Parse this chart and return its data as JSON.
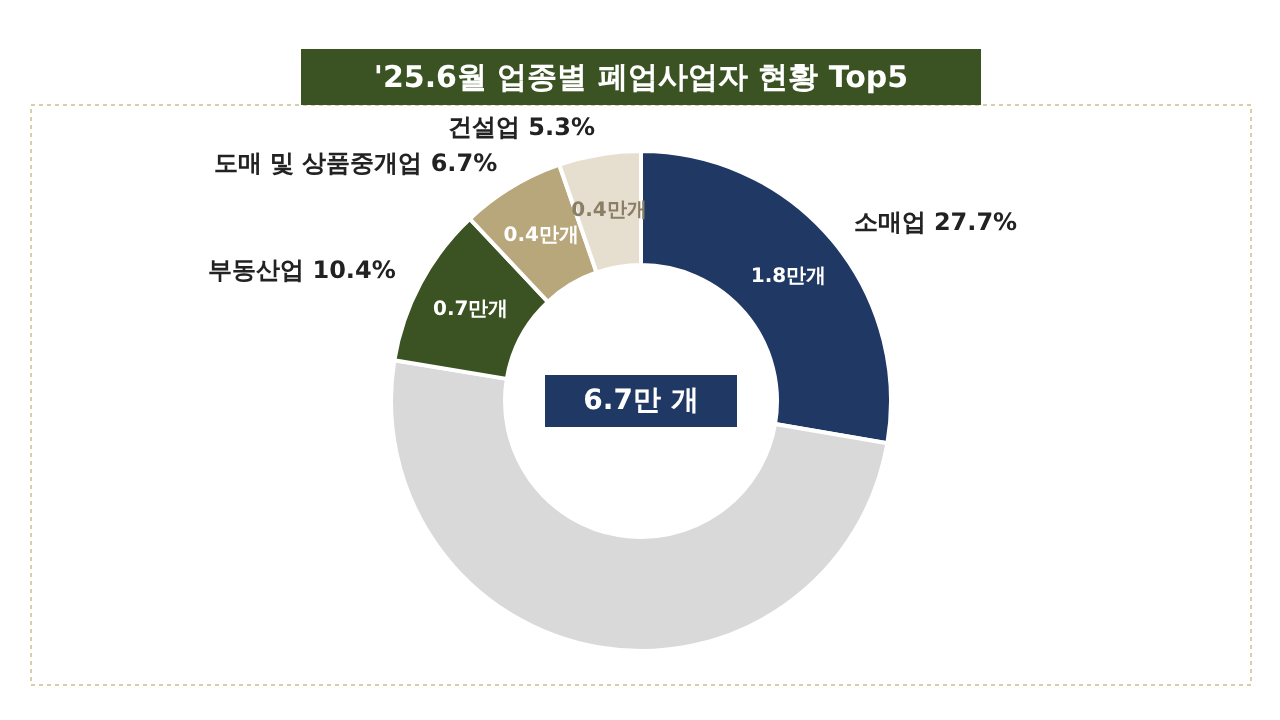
{
  "chart_data": {
    "type": "donut",
    "title": "'25.6월 업종별 폐업사업자 현황 Top5",
    "categories": [
      "소매업 27.7%",
      null,
      "부동산업 10.4%",
      "도매 및 상품중개업 6.7%",
      "건설업 5.3%"
    ],
    "values": [
      27.7,
      49.9,
      10.4,
      6.7,
      5.3
    ],
    "colors": [
      "#1f3864",
      "#d9d9d9",
      "#3b5323",
      "#b8a77a",
      "#e6dfcf"
    ],
    "annotations": [
      {
        "text": "1.8만개",
        "x": "소매업 27.7%"
      },
      {
        "text": "0.7만개",
        "x": "부동산업 10.4%"
      },
      {
        "text": "0.4만개",
        "x": "도매 및 상품중개업 6.7%"
      },
      {
        "text": "0.4만개",
        "x": "건설업 5.3%"
      },
      "6.7만 개"
    ]
  }
}
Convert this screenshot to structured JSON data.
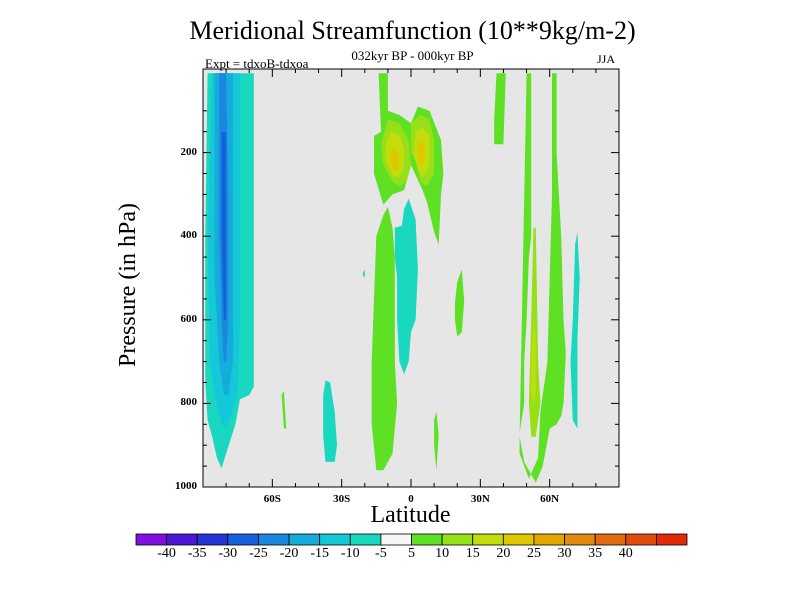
{
  "chart_data": {
    "type": "contour",
    "title": "Meridional Streamfunction (10**9kg/m-2)",
    "subtitle": "032kyr BP - 000kyr BP",
    "expt_label": "Expt = tdxoB-tdxoa",
    "season": "JJA",
    "xlabel": "Latitude",
    "ylabel": "Pressure (in hPa)",
    "xlim": [
      -90,
      90
    ],
    "ylim": [
      1000,
      0
    ],
    "y_reversed": true,
    "x_ticks": [
      {
        "value": -60,
        "label": "60S"
      },
      {
        "value": -30,
        "label": "30S"
      },
      {
        "value": 0,
        "label": "0"
      },
      {
        "value": 30,
        "label": "30N"
      },
      {
        "value": 60,
        "label": "60N"
      }
    ],
    "y_ticks": [
      {
        "value": 200,
        "label": "200"
      },
      {
        "value": 400,
        "label": "400"
      },
      {
        "value": 600,
        "label": "600"
      },
      {
        "value": 800,
        "label": "800"
      },
      {
        "value": 1000,
        "label": "1000"
      }
    ],
    "background_color": "#e6e6e6",
    "colorbar": {
      "colors": [
        "#7f10e0",
        "#4b18d8",
        "#2535d6",
        "#1560dc",
        "#1a88e0",
        "#15acdc",
        "#14c8d8",
        "#1ad8c0",
        "#f5f5f5",
        "#5ee024",
        "#96e018",
        "#c2dc0c",
        "#e0c800",
        "#e0a800",
        "#e08a10",
        "#e06a10",
        "#e04c0c",
        "#e02a08"
      ],
      "tick_labels": [
        "-40",
        "-35",
        "-30",
        "-25",
        "-20",
        "-15",
        "-10",
        "-5",
        "5",
        "10",
        "15",
        "20",
        "25",
        "30",
        "35",
        "40"
      ]
    },
    "regions": [
      {
        "level": -5,
        "points": [
          [
            -88,
            10
          ],
          [
            -80,
            10
          ],
          [
            -76,
            10
          ],
          [
            -71,
            10
          ],
          [
            -68,
            10
          ],
          [
            -68,
            200
          ],
          [
            -68,
            400
          ],
          [
            -68,
            600
          ],
          [
            -68,
            760
          ],
          [
            -70,
            780
          ],
          [
            -74,
            790
          ],
          [
            -76,
            850
          ],
          [
            -80,
            920
          ],
          [
            -82,
            955
          ],
          [
            -84,
            930
          ],
          [
            -86,
            880
          ],
          [
            -88,
            840
          ],
          [
            -89,
            750
          ],
          [
            -89,
            400
          ]
        ]
      },
      {
        "level": -10,
        "points": [
          [
            -86,
            10
          ],
          [
            -78,
            10
          ],
          [
            -74,
            10
          ],
          [
            -74,
            300
          ],
          [
            -74,
            600
          ],
          [
            -75,
            780
          ],
          [
            -78,
            830
          ],
          [
            -80,
            860
          ],
          [
            -82,
            850
          ],
          [
            -85,
            780
          ],
          [
            -87,
            700
          ],
          [
            -88,
            400
          ]
        ]
      },
      {
        "level": -15,
        "points": [
          [
            -85,
            10
          ],
          [
            -79,
            10
          ],
          [
            -77,
            10
          ],
          [
            -77,
            400
          ],
          [
            -77,
            700
          ],
          [
            -79,
            780
          ],
          [
            -81,
            780
          ],
          [
            -83,
            700
          ],
          [
            -85,
            500
          ]
        ]
      },
      {
        "level": -20,
        "points": [
          [
            -83,
            10
          ],
          [
            -80,
            10
          ],
          [
            -79,
            300
          ],
          [
            -79,
            600
          ],
          [
            -80,
            700
          ],
          [
            -81,
            700
          ],
          [
            -82,
            600
          ],
          [
            -83,
            400
          ]
        ]
      },
      {
        "level": -25,
        "points": [
          [
            -82,
            150
          ],
          [
            -80,
            150
          ],
          [
            -80,
            350
          ],
          [
            -80,
            600
          ],
          [
            -81,
            600
          ],
          [
            -82,
            400
          ]
        ]
      },
      {
        "level": -5,
        "points": [
          [
            -38,
            780
          ],
          [
            -37,
            745
          ],
          [
            -35,
            750
          ],
          [
            -33,
            820
          ],
          [
            -32,
            900
          ],
          [
            -33,
            940
          ],
          [
            -37,
            940
          ],
          [
            -38,
            880
          ]
        ]
      },
      {
        "level": -5,
        "points": [
          [
            -7,
            380
          ],
          [
            -4,
            375
          ],
          [
            -3,
            335
          ],
          [
            -1,
            310
          ],
          [
            2,
            360
          ],
          [
            3,
            480
          ],
          [
            2,
            600
          ],
          [
            0,
            630
          ],
          [
            -1,
            700
          ],
          [
            -3,
            730
          ],
          [
            -5,
            700
          ],
          [
            -6,
            600
          ],
          [
            -6,
            500
          ],
          [
            -7,
            450
          ]
        ]
      },
      {
        "level": -5,
        "points": [
          [
            -21,
            490
          ],
          [
            -20,
            480
          ],
          [
            -20,
            500
          ]
        ]
      },
      {
        "level": -5,
        "points": [
          [
            71,
            420
          ],
          [
            72,
            390
          ],
          [
            73,
            500
          ],
          [
            72,
            650
          ],
          [
            72,
            860
          ],
          [
            70,
            840
          ],
          [
            69,
            700
          ],
          [
            70,
            600
          ]
        ]
      },
      {
        "level": 5,
        "points": [
          [
            -14,
            10
          ],
          [
            -10,
            10
          ],
          [
            -10,
            100
          ],
          [
            -5,
            110
          ],
          [
            0,
            130
          ],
          [
            3,
            90
          ],
          [
            8,
            100
          ],
          [
            13,
            170
          ],
          [
            14,
            250
          ],
          [
            13,
            300
          ],
          [
            12,
            420
          ],
          [
            10,
            390
          ],
          [
            7,
            320
          ],
          [
            5,
            290
          ],
          [
            0,
            230
          ],
          [
            -3,
            290
          ],
          [
            -8,
            300
          ],
          [
            -12,
            325
          ],
          [
            -16,
            250
          ],
          [
            -16,
            160
          ],
          [
            -13,
            150
          ]
        ]
      },
      {
        "level": 5,
        "points": [
          [
            -12,
            350
          ],
          [
            -10,
            330
          ],
          [
            -8,
            380
          ],
          [
            -7,
            450
          ],
          [
            -7,
            700
          ],
          [
            -6,
            800
          ],
          [
            -8,
            920
          ],
          [
            -12,
            960
          ],
          [
            -15,
            960
          ],
          [
            -17,
            850
          ],
          [
            -17,
            700
          ],
          [
            -16,
            550
          ],
          [
            -15,
            400
          ]
        ]
      },
      {
        "level": 5,
        "points": [
          [
            20,
            510
          ],
          [
            22,
            480
          ],
          [
            23,
            555
          ],
          [
            22,
            630
          ],
          [
            20,
            640
          ],
          [
            19,
            600
          ],
          [
            19,
            560
          ]
        ]
      },
      {
        "level": 5,
        "points": [
          [
            10,
            840
          ],
          [
            11,
            820
          ],
          [
            12,
            875
          ],
          [
            11,
            960
          ],
          [
            10,
            900
          ]
        ]
      },
      {
        "level": 5,
        "points": [
          [
            -55,
            770
          ],
          [
            -56,
            780
          ],
          [
            -55,
            860
          ],
          [
            -54,
            860
          ]
        ]
      },
      {
        "level": 5,
        "points": [
          [
            37,
            10
          ],
          [
            41,
            10
          ],
          [
            40,
            180
          ],
          [
            36,
            180
          ],
          [
            36,
            120
          ]
        ]
      },
      {
        "level": 5,
        "points": [
          [
            50,
            10
          ],
          [
            52,
            10
          ],
          [
            52,
            100
          ],
          [
            52,
            200
          ],
          [
            52,
            400
          ],
          [
            51,
            450
          ],
          [
            50,
            600
          ],
          [
            49,
            700
          ],
          [
            49,
            800
          ],
          [
            47,
            870
          ],
          [
            47,
            920
          ],
          [
            51,
            980
          ],
          [
            55,
            930
          ],
          [
            56,
            820
          ],
          [
            59,
            700
          ],
          [
            60,
            500
          ],
          [
            61,
            300
          ],
          [
            61,
            10
          ],
          [
            63,
            10
          ],
          [
            63,
            200
          ],
          [
            65,
            400
          ],
          [
            66,
            600
          ],
          [
            67,
            680
          ],
          [
            66,
            800
          ],
          [
            65,
            830
          ],
          [
            63,
            850
          ],
          [
            60,
            860
          ],
          [
            57,
            950
          ],
          [
            54,
            990
          ],
          [
            49,
            940
          ],
          [
            47,
            880
          ]
        ]
      },
      {
        "level": 10,
        "points": [
          [
            -10,
            120
          ],
          [
            -5,
            130
          ],
          [
            -1,
            170
          ],
          [
            0,
            230
          ],
          [
            -2,
            270
          ],
          [
            -5,
            280
          ],
          [
            -8,
            270
          ],
          [
            -12,
            230
          ],
          [
            -13,
            180
          ]
        ]
      },
      {
        "level": 10,
        "points": [
          [
            0,
            130
          ],
          [
            4,
            110
          ],
          [
            8,
            120
          ],
          [
            10,
            170
          ],
          [
            10,
            250
          ],
          [
            7,
            280
          ],
          [
            4,
            270
          ],
          [
            2,
            220
          ],
          [
            0,
            200
          ]
        ]
      },
      {
        "level": 15,
        "points": [
          [
            -9,
            150
          ],
          [
            -5,
            160
          ],
          [
            -3,
            190
          ],
          [
            -3,
            230
          ],
          [
            -5,
            260
          ],
          [
            -8,
            255
          ],
          [
            -11,
            220
          ],
          [
            -11,
            180
          ]
        ]
      },
      {
        "level": 15,
        "points": [
          [
            2,
            150
          ],
          [
            5,
            140
          ],
          [
            8,
            160
          ],
          [
            8,
            230
          ],
          [
            5,
            260
          ],
          [
            3,
            240
          ],
          [
            1,
            200
          ]
        ]
      },
      {
        "level": 20,
        "points": [
          [
            -8,
            190
          ],
          [
            -6,
            190
          ],
          [
            -5,
            215
          ],
          [
            -6,
            245
          ],
          [
            -8,
            240
          ],
          [
            -9,
            215
          ]
        ]
      },
      {
        "level": 20,
        "points": [
          [
            3,
            180
          ],
          [
            5,
            170
          ],
          [
            6,
            190
          ],
          [
            6,
            220
          ],
          [
            4,
            235
          ],
          [
            3,
            210
          ]
        ]
      },
      {
        "level": 10,
        "points": [
          [
            53,
            380
          ],
          [
            54,
            380
          ],
          [
            55,
            700
          ],
          [
            56,
            800
          ],
          [
            54,
            880
          ],
          [
            52,
            880
          ],
          [
            51,
            800
          ],
          [
            52,
            600
          ]
        ]
      },
      {
        "level": 15,
        "points": [
          [
            53,
            600
          ],
          [
            54,
            650
          ],
          [
            54,
            780
          ],
          [
            53,
            800
          ],
          [
            52,
            780
          ],
          [
            52,
            700
          ]
        ]
      }
    ]
  }
}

» **Direction**:
Take every line containing the word "text" and copy it.

» **Correct result**:
        "text": "1.8만개",
        "text": "0.7만개",
        "text": "0.4만개",
        "text": "0.4만개",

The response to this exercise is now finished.